Pull each line holding the word "dependabot" from the data.

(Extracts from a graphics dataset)
--------------------------------
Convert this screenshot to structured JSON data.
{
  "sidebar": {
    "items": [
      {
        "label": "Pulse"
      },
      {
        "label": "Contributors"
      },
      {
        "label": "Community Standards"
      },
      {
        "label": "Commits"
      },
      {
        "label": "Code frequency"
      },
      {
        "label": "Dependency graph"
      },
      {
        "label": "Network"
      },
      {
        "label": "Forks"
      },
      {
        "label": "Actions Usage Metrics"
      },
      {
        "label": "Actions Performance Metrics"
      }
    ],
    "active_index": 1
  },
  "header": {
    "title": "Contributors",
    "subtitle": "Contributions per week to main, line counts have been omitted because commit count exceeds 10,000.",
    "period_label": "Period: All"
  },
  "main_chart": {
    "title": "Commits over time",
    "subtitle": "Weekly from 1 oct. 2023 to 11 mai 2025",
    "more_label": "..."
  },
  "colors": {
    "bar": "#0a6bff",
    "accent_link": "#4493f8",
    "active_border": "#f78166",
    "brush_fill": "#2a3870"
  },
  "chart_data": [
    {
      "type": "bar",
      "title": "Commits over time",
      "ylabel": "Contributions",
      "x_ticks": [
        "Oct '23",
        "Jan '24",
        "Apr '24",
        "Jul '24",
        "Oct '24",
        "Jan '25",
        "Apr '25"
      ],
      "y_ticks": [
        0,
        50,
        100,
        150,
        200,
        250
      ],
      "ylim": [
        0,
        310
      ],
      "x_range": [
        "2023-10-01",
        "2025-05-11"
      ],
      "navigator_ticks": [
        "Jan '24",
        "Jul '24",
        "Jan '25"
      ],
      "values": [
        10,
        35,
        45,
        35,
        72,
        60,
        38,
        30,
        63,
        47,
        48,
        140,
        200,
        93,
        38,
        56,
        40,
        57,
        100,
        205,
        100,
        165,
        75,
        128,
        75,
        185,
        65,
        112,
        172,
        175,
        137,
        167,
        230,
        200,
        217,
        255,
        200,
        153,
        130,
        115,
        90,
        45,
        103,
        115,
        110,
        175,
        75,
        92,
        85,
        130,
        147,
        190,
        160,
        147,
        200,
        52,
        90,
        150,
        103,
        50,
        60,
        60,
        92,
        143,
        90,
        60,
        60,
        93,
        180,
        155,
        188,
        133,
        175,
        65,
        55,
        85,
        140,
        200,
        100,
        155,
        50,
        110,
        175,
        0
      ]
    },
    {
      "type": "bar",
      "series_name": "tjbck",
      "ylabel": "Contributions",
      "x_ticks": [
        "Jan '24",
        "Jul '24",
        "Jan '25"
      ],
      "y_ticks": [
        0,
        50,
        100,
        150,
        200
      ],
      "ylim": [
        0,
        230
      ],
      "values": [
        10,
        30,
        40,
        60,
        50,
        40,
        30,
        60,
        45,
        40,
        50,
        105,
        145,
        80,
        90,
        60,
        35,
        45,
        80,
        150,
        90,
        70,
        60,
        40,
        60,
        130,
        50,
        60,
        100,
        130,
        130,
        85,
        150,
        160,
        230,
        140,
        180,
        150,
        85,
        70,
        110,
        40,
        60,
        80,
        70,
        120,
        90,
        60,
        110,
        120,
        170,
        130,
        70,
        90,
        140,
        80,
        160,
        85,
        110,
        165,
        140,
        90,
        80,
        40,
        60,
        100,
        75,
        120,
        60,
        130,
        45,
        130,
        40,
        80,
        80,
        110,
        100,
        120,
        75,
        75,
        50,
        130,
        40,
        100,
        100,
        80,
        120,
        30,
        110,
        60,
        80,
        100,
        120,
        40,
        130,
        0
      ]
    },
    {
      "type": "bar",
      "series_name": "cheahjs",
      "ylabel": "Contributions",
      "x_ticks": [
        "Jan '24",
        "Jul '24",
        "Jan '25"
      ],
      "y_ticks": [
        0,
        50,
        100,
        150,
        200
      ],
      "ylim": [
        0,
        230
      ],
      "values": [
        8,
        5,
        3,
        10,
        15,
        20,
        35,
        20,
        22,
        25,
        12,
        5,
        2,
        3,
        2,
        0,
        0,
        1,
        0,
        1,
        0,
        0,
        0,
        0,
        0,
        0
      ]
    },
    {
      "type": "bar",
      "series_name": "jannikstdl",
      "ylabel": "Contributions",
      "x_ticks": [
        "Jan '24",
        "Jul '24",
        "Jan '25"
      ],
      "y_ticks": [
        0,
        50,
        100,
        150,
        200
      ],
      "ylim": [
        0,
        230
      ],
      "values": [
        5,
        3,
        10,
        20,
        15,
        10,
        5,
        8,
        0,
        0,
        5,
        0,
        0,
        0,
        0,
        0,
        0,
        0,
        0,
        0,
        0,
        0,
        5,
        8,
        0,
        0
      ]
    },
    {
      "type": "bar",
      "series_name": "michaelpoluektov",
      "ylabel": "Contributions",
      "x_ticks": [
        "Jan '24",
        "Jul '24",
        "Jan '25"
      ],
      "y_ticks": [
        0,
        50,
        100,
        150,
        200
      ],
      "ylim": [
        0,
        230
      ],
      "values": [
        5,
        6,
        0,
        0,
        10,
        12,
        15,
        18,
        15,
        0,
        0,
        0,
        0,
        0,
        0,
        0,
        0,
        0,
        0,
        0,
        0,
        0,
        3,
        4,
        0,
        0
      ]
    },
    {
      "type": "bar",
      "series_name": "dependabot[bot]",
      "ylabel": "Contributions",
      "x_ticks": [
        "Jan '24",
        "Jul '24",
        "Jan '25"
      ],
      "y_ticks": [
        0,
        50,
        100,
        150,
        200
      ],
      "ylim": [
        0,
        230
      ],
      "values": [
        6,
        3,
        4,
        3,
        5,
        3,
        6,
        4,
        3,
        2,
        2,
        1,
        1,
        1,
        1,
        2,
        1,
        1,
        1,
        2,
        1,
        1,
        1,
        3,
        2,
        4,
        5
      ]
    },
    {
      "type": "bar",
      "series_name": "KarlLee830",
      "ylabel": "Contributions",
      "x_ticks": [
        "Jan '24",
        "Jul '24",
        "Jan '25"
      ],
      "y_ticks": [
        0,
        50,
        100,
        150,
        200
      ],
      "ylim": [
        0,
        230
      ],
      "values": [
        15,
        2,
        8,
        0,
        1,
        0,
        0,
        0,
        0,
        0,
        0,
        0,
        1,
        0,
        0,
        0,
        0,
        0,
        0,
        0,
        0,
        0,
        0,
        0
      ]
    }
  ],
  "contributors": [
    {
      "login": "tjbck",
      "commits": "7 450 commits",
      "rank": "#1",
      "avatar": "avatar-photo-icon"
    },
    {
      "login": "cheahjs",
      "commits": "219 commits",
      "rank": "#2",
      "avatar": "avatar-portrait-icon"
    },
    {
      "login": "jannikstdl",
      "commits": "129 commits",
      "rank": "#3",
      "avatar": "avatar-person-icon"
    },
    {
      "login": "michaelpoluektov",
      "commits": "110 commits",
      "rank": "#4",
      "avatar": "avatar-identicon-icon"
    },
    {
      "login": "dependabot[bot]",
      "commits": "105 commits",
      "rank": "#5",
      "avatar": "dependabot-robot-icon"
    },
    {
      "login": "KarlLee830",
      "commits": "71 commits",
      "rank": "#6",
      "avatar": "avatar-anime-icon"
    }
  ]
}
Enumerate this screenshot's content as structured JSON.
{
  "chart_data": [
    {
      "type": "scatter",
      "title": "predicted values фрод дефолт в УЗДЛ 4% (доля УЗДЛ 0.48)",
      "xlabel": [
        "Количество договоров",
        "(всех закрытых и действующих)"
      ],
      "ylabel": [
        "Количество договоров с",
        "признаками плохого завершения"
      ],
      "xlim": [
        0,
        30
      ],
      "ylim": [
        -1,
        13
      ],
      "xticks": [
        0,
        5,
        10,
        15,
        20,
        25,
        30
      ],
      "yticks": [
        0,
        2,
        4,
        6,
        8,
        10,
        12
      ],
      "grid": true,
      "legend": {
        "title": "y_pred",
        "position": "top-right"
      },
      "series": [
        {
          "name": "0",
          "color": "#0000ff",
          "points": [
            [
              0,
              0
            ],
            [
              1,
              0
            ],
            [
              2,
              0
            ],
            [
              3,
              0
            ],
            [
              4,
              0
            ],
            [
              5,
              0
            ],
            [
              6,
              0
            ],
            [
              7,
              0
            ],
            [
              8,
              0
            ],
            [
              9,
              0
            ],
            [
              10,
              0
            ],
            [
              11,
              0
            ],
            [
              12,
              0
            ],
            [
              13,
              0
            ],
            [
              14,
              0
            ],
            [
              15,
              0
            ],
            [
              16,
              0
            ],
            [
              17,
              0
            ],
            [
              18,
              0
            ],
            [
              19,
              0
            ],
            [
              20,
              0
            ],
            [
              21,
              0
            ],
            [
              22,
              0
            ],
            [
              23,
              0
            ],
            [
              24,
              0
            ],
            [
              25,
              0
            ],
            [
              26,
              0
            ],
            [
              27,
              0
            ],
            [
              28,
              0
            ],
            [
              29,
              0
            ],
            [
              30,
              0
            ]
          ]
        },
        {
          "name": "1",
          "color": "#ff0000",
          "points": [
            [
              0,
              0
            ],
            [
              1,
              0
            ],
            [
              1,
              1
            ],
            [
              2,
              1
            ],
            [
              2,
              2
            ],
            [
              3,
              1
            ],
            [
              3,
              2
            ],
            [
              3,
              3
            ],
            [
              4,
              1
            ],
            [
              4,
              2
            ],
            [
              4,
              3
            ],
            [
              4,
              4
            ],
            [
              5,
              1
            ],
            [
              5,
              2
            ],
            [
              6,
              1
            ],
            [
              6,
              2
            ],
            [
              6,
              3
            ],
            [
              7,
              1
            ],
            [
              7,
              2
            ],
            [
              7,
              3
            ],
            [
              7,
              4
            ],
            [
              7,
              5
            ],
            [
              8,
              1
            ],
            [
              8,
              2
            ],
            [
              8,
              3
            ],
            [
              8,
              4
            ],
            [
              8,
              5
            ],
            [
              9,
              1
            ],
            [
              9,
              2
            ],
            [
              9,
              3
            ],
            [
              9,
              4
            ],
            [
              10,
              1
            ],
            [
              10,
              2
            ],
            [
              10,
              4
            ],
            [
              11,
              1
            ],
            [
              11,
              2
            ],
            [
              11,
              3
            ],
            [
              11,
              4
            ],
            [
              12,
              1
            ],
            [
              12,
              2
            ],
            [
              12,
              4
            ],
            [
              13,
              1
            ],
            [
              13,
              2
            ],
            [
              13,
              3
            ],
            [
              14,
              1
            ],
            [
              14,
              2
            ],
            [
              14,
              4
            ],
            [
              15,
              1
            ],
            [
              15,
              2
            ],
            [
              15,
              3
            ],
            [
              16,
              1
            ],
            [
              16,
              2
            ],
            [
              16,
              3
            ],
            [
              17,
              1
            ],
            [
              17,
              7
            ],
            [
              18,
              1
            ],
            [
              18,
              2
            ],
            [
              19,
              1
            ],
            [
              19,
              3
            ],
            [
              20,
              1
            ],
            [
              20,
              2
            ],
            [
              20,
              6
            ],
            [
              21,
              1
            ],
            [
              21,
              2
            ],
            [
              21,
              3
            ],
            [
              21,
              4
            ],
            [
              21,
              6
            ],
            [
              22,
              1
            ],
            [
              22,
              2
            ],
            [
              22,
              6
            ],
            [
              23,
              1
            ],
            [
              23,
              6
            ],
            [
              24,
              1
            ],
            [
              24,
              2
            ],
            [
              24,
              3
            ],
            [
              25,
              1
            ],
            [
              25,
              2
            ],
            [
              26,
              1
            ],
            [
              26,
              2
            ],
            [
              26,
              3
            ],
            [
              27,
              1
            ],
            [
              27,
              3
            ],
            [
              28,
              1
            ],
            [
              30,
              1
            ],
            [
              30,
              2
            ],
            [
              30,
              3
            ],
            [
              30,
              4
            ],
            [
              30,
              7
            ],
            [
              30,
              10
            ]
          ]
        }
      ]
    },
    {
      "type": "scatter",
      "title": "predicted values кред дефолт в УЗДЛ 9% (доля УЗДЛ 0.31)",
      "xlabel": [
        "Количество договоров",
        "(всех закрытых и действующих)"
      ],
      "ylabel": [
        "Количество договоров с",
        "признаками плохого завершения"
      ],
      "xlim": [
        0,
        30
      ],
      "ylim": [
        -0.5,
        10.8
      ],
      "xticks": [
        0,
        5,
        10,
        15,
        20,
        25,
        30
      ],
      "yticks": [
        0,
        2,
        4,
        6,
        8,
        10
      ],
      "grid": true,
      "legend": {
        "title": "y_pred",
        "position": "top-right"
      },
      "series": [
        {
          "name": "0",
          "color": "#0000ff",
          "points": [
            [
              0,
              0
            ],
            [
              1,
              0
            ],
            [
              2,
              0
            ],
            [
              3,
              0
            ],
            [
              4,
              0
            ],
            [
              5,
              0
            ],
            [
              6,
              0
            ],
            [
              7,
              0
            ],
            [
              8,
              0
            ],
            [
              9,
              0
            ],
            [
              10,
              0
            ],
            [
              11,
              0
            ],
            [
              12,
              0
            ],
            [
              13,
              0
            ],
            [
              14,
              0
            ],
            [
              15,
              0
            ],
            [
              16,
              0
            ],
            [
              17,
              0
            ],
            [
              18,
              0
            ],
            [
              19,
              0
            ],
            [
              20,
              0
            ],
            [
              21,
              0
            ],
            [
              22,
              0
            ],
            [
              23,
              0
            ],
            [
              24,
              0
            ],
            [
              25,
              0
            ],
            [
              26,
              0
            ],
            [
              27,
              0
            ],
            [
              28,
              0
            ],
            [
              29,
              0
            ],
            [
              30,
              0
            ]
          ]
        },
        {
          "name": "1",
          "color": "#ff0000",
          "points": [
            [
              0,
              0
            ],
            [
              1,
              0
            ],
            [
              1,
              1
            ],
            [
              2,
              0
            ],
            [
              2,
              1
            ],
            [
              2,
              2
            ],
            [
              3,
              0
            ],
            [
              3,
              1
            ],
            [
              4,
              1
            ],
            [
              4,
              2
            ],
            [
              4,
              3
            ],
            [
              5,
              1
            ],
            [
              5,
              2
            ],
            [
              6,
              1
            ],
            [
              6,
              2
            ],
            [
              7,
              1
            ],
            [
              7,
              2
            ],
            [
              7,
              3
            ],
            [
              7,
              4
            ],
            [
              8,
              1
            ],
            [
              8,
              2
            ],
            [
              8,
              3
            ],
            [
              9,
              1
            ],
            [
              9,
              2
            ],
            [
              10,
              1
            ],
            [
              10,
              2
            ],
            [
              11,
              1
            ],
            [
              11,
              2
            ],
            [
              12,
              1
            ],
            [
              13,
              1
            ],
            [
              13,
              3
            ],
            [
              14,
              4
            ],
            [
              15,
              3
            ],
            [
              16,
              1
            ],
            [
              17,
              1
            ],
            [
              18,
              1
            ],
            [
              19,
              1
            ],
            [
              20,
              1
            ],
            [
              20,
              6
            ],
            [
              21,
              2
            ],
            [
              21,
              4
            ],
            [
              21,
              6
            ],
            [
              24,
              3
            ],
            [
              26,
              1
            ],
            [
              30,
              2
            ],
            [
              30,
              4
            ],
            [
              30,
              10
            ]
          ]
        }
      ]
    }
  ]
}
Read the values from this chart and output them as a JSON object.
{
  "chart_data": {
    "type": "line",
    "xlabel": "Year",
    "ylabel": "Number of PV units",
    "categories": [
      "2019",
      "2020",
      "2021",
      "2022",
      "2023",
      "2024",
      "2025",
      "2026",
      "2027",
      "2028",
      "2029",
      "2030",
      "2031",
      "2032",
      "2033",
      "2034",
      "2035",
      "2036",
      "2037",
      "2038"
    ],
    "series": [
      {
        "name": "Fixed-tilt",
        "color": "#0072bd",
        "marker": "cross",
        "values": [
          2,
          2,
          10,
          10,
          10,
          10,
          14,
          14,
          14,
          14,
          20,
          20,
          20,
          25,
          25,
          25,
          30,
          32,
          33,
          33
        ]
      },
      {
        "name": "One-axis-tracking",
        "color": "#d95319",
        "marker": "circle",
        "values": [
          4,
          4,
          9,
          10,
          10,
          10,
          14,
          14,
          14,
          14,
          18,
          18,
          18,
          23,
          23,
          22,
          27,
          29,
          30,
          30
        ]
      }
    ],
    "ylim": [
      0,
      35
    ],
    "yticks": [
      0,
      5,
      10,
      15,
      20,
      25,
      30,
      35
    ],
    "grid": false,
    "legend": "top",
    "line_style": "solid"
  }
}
--------------------------------
__Written solution__
      "series_name": "dependabot[bot]",
      "login": "dependabot[bot]",
      "avatar": "dependabot-robot-icon"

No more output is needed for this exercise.